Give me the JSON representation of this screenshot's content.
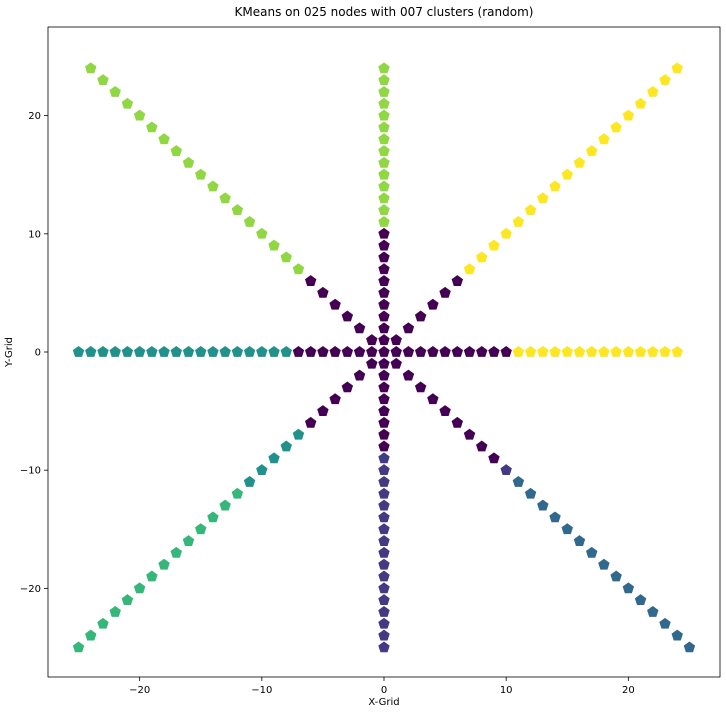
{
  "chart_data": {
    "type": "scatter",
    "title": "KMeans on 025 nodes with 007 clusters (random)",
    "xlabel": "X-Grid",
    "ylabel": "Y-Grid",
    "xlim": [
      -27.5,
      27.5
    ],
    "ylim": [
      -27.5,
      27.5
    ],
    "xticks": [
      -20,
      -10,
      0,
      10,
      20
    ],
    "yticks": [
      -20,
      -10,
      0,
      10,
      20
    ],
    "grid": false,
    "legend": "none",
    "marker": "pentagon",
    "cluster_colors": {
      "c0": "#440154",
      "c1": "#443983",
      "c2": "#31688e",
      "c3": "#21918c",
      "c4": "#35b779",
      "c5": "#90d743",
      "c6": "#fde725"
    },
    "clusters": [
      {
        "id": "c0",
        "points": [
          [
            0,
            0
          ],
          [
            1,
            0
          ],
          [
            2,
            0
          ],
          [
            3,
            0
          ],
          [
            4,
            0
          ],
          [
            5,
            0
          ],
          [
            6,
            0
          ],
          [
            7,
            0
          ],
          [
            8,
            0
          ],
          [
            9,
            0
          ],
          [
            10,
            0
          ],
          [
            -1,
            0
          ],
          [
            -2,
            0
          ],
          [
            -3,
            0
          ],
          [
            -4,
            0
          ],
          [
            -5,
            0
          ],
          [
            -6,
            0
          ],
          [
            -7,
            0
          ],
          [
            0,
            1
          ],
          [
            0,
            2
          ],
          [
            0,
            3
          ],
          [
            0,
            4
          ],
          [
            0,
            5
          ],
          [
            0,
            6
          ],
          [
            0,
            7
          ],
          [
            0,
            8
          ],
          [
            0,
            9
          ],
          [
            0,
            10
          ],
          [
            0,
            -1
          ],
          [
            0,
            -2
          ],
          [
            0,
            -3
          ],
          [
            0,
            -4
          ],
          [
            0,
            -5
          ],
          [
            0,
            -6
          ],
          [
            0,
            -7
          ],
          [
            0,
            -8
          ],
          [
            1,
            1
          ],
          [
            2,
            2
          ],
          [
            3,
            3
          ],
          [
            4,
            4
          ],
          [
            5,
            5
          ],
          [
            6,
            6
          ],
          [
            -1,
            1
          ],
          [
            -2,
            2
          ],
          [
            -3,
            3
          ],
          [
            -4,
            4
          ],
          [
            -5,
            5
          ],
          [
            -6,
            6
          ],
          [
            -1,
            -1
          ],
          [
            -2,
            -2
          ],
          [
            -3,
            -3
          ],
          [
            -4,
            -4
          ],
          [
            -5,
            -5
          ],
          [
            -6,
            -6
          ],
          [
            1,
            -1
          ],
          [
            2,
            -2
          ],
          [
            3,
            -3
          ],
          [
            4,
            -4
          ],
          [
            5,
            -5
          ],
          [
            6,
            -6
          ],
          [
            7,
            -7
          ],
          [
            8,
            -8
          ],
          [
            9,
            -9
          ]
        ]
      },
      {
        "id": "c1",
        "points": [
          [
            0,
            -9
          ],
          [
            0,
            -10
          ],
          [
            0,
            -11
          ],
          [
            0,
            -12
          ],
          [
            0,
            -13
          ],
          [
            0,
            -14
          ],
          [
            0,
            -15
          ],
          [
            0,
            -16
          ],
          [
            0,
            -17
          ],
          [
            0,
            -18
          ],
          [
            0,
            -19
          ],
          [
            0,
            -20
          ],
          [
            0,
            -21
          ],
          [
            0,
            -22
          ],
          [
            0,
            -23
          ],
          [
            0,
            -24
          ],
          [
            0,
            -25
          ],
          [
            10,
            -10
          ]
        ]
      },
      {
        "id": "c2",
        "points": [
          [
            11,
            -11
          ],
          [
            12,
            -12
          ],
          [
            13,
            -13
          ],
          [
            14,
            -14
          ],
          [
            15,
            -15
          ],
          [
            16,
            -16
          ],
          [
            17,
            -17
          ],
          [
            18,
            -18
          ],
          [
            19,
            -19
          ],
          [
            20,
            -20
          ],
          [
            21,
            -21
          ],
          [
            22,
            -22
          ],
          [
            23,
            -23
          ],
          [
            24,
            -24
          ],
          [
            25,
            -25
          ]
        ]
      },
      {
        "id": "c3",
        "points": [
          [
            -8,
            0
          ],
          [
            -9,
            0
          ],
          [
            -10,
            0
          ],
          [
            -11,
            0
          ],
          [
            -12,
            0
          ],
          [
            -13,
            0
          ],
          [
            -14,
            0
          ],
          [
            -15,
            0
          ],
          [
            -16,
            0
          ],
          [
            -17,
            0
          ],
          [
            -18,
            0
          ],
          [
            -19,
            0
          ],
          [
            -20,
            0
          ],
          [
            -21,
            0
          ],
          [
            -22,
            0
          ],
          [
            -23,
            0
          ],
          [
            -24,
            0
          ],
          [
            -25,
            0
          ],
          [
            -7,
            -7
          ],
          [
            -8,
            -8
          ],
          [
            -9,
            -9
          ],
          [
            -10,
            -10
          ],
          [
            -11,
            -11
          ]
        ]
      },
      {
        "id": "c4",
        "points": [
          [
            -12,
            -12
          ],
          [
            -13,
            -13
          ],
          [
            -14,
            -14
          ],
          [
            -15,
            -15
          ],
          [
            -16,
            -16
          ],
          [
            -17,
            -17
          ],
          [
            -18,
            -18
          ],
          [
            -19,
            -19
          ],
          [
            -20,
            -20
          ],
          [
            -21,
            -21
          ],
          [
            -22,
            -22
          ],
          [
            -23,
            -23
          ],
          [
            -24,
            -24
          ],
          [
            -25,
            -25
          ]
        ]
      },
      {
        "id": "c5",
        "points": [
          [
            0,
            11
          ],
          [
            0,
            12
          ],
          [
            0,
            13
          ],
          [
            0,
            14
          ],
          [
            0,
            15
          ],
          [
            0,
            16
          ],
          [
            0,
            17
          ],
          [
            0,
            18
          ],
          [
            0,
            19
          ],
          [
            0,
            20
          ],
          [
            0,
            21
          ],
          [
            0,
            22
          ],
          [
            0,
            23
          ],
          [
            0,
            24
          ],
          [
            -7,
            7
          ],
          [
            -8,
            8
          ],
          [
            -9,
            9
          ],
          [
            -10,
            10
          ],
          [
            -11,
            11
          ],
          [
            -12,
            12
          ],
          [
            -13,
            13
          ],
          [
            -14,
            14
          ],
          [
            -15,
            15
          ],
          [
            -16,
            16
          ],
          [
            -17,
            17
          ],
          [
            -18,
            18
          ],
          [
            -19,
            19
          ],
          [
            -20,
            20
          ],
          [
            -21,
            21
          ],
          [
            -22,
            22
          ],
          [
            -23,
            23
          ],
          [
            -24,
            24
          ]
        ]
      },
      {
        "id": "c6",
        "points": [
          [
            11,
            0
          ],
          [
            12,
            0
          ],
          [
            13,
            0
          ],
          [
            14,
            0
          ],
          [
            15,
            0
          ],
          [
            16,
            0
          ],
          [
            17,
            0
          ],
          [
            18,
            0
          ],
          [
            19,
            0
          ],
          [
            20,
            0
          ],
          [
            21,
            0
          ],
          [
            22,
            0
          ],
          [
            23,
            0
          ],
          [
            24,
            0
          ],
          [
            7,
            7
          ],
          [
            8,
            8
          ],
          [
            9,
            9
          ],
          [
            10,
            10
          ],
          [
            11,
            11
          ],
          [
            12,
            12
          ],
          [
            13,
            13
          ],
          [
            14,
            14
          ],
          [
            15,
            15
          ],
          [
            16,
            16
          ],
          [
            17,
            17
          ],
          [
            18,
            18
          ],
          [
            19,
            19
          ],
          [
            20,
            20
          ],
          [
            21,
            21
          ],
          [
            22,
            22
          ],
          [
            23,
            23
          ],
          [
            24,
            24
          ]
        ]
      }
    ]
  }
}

* * *

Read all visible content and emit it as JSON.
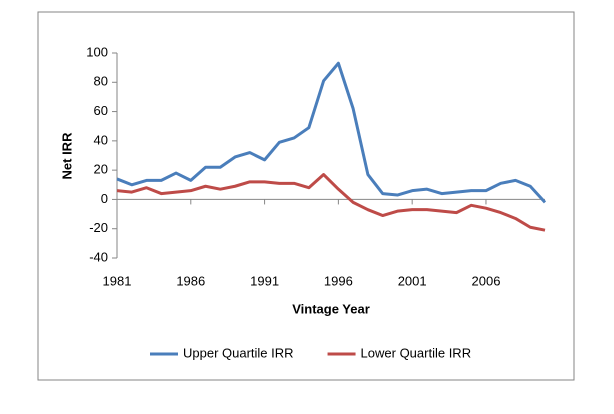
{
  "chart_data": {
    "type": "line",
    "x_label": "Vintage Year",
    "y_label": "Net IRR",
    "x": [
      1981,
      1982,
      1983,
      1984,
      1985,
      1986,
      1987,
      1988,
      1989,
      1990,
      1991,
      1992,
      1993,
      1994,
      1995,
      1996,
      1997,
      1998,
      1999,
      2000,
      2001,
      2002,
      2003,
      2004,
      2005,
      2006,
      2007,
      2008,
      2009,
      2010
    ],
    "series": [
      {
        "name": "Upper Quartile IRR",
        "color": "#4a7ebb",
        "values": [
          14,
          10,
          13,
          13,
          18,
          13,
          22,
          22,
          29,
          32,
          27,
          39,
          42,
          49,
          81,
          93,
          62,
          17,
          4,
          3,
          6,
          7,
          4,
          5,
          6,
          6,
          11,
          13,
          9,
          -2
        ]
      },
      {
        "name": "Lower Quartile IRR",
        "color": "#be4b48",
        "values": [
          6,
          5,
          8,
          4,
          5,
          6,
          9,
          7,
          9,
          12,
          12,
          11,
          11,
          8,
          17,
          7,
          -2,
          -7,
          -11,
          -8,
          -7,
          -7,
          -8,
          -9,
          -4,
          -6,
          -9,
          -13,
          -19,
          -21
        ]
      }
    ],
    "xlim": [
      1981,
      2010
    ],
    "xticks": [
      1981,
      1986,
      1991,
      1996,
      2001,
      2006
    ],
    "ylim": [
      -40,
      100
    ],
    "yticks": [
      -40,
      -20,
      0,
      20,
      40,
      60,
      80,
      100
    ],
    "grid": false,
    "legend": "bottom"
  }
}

WHAT YOU ARE ASKED TO DO.
Identify and extract each line of the listing that contains "JSON".

REPLY TO THE EXERCISE.
Give me the JSON representation of this screenshot's content.
Read all visible content and emit it as JSON.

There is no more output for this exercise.